Begin at the line that contains "Give me a plain-text" and repeat every line from there to the end of the records below, inclusive, without adding any other line.

* Start Records for this task *

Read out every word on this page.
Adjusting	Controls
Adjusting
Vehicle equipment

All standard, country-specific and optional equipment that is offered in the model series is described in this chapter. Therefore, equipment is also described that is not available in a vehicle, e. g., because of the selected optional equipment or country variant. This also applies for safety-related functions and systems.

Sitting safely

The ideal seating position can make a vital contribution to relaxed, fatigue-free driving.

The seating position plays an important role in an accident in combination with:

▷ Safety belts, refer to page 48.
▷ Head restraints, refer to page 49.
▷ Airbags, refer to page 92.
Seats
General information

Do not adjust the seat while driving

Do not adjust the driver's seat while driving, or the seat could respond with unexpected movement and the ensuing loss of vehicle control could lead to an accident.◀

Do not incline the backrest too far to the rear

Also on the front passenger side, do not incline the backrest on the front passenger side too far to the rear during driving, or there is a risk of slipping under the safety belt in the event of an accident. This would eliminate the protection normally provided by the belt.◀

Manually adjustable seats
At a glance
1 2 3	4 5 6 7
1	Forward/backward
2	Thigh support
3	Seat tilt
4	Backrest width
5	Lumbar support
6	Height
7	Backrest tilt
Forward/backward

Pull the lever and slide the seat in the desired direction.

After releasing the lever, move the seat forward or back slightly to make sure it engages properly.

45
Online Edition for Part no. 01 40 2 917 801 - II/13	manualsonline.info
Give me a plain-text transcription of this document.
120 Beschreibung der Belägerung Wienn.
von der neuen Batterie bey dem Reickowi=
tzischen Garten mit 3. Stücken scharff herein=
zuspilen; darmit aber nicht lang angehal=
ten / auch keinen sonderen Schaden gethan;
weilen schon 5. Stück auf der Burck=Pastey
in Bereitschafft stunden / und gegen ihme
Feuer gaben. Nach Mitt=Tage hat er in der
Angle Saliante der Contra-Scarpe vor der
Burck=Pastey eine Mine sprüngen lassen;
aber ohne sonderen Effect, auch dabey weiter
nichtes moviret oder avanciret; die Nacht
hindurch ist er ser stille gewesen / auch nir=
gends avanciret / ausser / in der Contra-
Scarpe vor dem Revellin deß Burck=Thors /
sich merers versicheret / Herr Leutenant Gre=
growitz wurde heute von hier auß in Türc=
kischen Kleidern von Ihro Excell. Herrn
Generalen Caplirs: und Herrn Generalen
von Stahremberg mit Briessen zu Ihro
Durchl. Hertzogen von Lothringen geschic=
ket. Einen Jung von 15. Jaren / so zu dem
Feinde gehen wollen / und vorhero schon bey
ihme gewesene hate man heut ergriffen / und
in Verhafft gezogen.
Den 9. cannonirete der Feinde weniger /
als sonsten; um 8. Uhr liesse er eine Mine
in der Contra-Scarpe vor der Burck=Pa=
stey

* End Records for this task *

> **Task answer**
Give me a plain-text transcription of this document.
120 Beschreibung der Belägerung Wienn.
von der neuen Batterie bey dem Reickowi=
tzischen Garten mit 3. Stücken scharff herein=
zuspilen; darmit aber nicht lang angehal=
ten / auch keinen sonderen Schaden gethan;
weilen schon 5. Stück auf der Burck=Pastey
in Bereitschafft stunden / und gegen ihme
Feuer gaben. Nach Mitt=Tage hat er in der
Angle Saliante der Contra-Scarpe vor der
Burck=Pastey eine Mine sprüngen lassen;
aber ohne sonderen Effect, auch dabey weiter
nichtes moviret oder avanciret; die Nacht
hindurch ist er ser stille gewesen / auch nir=
gends avanciret / ausser / in der Contra-
Scarpe vor dem Revellin deß Burck=Thors /
sich merers versicheret / Herr Leutenant Gre=
growitz wurde heute von hier auß in Türc=
kischen Kleidern von Ihro Excell. Herrn
Generalen Caplirs: und Herrn Generalen
von Stahremberg mit Briessen zu Ihro
Durchl. Hertzogen von Lothringen geschic=
ket. Einen Jung von 15. Jaren / so zu dem
Feinde gehen wollen / und vorhero schon bey
ihme gewesene hate man heut ergriffen / und
in Verhafft gezogen.
Den 9. cannonirete der Feinde weniger /
als sonsten; um 8. Uhr liesse er eine Mine
in der Contra-Scarpe vor der Burck=Pa=
stey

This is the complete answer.